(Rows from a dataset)

++++

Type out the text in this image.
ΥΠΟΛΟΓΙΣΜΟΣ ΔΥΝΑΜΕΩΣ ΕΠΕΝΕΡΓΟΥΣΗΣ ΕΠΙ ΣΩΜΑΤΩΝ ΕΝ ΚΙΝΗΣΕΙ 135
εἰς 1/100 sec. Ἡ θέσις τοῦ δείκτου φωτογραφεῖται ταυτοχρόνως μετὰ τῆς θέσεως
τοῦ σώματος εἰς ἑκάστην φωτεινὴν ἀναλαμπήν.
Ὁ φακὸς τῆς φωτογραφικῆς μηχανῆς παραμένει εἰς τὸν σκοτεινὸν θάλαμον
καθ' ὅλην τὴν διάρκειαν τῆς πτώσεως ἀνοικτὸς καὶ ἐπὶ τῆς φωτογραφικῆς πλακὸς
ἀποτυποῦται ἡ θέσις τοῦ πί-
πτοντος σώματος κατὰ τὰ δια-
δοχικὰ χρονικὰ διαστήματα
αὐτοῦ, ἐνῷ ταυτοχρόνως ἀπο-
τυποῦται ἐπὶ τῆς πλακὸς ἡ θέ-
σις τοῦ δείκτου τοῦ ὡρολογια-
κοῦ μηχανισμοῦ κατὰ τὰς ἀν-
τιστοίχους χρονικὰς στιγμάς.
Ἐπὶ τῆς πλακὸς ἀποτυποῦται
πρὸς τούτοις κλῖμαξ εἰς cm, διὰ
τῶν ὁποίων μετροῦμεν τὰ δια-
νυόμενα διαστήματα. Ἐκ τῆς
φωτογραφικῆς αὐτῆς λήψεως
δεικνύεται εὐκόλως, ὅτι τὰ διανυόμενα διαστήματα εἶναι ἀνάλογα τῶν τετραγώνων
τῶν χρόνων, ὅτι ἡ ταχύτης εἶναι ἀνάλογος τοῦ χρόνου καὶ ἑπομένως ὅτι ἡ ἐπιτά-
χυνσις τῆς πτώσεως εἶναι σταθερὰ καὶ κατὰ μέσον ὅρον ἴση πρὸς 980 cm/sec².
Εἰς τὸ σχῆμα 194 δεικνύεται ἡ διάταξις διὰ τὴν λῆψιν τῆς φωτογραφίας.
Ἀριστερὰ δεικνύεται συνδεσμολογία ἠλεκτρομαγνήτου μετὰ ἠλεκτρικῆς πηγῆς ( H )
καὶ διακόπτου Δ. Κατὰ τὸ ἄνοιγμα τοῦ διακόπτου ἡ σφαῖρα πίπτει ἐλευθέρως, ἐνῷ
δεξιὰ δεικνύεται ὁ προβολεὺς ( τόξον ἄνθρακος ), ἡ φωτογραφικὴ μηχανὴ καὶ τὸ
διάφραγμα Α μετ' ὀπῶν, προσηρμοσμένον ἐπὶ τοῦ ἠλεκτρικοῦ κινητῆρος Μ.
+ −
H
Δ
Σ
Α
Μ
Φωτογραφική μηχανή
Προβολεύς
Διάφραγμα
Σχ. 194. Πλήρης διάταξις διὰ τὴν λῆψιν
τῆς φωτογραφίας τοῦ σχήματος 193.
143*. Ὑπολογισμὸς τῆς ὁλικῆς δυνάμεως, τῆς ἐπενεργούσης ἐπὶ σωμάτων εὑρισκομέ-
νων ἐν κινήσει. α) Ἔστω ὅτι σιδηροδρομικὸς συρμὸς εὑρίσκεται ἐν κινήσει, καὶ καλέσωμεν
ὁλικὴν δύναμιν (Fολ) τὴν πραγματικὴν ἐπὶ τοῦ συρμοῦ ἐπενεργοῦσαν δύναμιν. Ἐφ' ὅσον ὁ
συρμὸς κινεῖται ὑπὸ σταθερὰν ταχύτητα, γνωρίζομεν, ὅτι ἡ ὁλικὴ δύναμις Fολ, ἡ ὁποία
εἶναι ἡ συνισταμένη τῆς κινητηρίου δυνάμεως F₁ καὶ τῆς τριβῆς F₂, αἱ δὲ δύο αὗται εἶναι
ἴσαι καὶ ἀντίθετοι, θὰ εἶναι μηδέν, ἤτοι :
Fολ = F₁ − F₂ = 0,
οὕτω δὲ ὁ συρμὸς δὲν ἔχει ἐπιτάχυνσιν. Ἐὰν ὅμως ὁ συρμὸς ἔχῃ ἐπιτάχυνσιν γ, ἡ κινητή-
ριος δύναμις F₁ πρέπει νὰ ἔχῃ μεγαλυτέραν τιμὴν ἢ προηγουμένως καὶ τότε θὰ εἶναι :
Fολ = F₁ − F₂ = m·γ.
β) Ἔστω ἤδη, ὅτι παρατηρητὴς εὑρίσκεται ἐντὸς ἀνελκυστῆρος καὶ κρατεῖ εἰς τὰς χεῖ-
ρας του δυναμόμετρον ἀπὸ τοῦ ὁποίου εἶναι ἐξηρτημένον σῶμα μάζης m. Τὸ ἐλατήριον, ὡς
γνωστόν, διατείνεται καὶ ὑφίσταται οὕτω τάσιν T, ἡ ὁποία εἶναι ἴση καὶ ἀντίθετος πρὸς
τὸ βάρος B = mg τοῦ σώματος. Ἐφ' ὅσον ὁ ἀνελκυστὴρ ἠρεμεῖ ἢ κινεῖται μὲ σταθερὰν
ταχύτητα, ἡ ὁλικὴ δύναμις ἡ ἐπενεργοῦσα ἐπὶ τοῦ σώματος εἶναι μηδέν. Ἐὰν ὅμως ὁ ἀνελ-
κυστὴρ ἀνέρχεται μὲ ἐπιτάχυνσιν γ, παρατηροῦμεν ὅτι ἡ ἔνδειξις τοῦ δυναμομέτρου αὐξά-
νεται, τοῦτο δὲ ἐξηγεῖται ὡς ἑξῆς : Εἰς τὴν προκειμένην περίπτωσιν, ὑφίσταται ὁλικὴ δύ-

++++

**Short task:** Copy the material above verbatim.

**Result of this task:**
Type out the text in this image.
ΥΠΟΛΟΓΙΣΜΟΣ ΔΥΝΑΜΕΩΣ ΕΠΕΝΕΡΓΟΥΣΗΣ ΕΠΙ ΣΩΜΑΤΩΝ ΕΝ ΚΙΝΗΣΕΙ 135
εἰς 1/100 sec. Ἡ θέσις τοῦ δείκτου φωτογραφεῖται ταυτοχρόνως μετὰ τῆς θέσεως
τοῦ σώματος εἰς ἑκάστην φωτεινὴν ἀναλαμπήν.
Ὁ φακὸς τῆς φωτογραφικῆς μηχανῆς παραμένει εἰς τὸν σκοτεινὸν θάλαμον
καθ' ὅλην τὴν διάρκειαν τῆς πτώσεως ἀνοικτὸς καὶ ἐπὶ τῆς φωτογραφικῆς πλακὸς
ἀποτυποῦται ἡ θέσις τοῦ πί-
πτοντος σώματος κατὰ τὰ δια-
δοχικὰ χρονικὰ διαστήματα
αὐτοῦ, ἐνῷ ταυτοχρόνως ἀπο-
τυποῦται ἐπὶ τῆς πλακὸς ἡ θέ-
σις τοῦ δείκτου τοῦ ὡρολογια-
κοῦ μηχανισμοῦ κατὰ τὰς ἀν-
τιστοίχους χρονικὰς στιγμάς.
Ἐπὶ τῆς πλακὸς ἀποτυποῦται
πρὸς τούτοις κλῖμαξ εἰς cm, διὰ
τῶν ὁποίων μετροῦμεν τὰ δια-
νυόμενα διαστήματα. Ἐκ τῆς
φωτογραφικῆς αὐτῆς λήψεως
δεικνύεται εὐκόλως, ὅτι τὰ διανυόμενα διαστήματα εἶναι ἀνάλογα τῶν τετραγώνων
τῶν χρόνων, ὅτι ἡ ταχύτης εἶναι ἀνάλογος τοῦ χρόνου καὶ ἑπομένως ὅτι ἡ ἐπιτά-
χυνσις τῆς πτώσεως εἶναι σταθερὰ καὶ κατὰ μέσον ὅρον ἴση πρὸς 980 cm/sec².
Εἰς τὸ σχῆμα 194 δεικνύεται ἡ διάταξις διὰ τὴν λῆψιν τῆς φωτογραφίας.
Ἀριστερὰ δεικνύεται συνδεσμολογία ἠλεκτρομαγνήτου μετὰ ἠλεκτρικῆς πηγῆς ( H )
καὶ διακόπτου Δ. Κατὰ τὸ ἄνοιγμα τοῦ διακόπτου ἡ σφαῖρα πίπτει ἐλευθέρως, ἐνῷ
δεξιὰ δεικνύεται ὁ προβολεὺς ( τόξον ἄνθρακος ), ἡ φωτογραφικὴ μηχανὴ καὶ τὸ
διάφραγμα Α μετ' ὀπῶν, προσηρμοσμένον ἐπὶ τοῦ ἠλεκτρικοῦ κινητῆρος Μ.
+ −
H
Δ
Σ
Α
Μ
Φωτογραφική μηχανή
Προβολεύς
Διάφραγμα
Σχ. 194. Πλήρης διάταξις διὰ τὴν λῆψιν
τῆς φωτογραφίας τοῦ σχήματος 193.
143*. Ὑπολογισμὸς τῆς ὁλικῆς δυνάμεως, τῆς ἐπενεργούσης ἐπὶ σωμάτων εὑρισκομέ-
νων ἐν κινήσει. α) Ἔστω ὅτι σιδηροδρομικὸς συρμὸς εὑρίσκεται ἐν κινήσει, καὶ καλέσωμεν
ὁλικὴν δύναμιν (Fολ) τὴν πραγματικὴν ἐπὶ τοῦ συρμοῦ ἐπενεργοῦσαν δύναμιν. Ἐφ' ὅσον ὁ
συρμὸς κινεῖται ὑπὸ σταθερὰν ταχύτητα, γνωρίζομεν, ὅτι ἡ ὁλικὴ δύναμις Fολ, ἡ ὁποία
εἶναι ἡ συνισταμένη τῆς κινητηρίου δυνάμεως F₁ καὶ τῆς τριβῆς F₂, αἱ δὲ δύο αὗται εἶναι
ἴσαι καὶ ἀντίθετοι, θὰ εἶναι μηδέν, ἤτοι :
Fολ = F₁ − F₂ = 0,
οὕτω δὲ ὁ συρμὸς δὲν ἔχει ἐπιτάχυνσιν. Ἐὰν ὅμως ὁ συρμὸς ἔχῃ ἐπιτάχυνσιν γ, ἡ κινητή-
ριος δύναμις F₁ πρέπει νὰ ἔχῃ μεγαλυτέραν τιμὴν ἢ προηγουμένως καὶ τότε θὰ εἶναι :
Fολ = F₁ − F₂ = m·γ.
β) Ἔστω ἤδη, ὅτι παρατηρητὴς εὑρίσκεται ἐντὸς ἀνελκυστῆρος καὶ κρατεῖ εἰς τὰς χεῖ-
ρας του δυναμόμετρον ἀπὸ τοῦ ὁποίου εἶναι ἐξηρτημένον σῶμα μάζης m. Τὸ ἐλατήριον, ὡς
γνωστόν, διατείνεται καὶ ὑφίσταται οὕτω τάσιν T, ἡ ὁποία εἶναι ἴση καὶ ἀντίθετος πρὸς
τὸ βάρος B = mg τοῦ σώματος. Ἐφ' ὅσον ὁ ἀνελκυστὴρ ἠρεμεῖ ἢ κινεῖται μὲ σταθερὰν
ταχύτητα, ἡ ὁλικὴ δύναμις ἡ ἐπενεργοῦσα ἐπὶ τοῦ σώματος εἶναι μηδέν. Ἐὰν ὅμως ὁ ἀνελ-
κυστὴρ ἀνέρχεται μὲ ἐπιτάχυνσιν γ, παρατηροῦμεν ὅτι ἡ ἔνδειξις τοῦ δυναμομέτρου αὐξά-
νεται, τοῦτο δὲ ἐξηγεῖται ὡς ἑξῆς : Εἰς τὴν προκειμένην περίπτωσιν, ὑφίσταται ὁλικὴ δύ-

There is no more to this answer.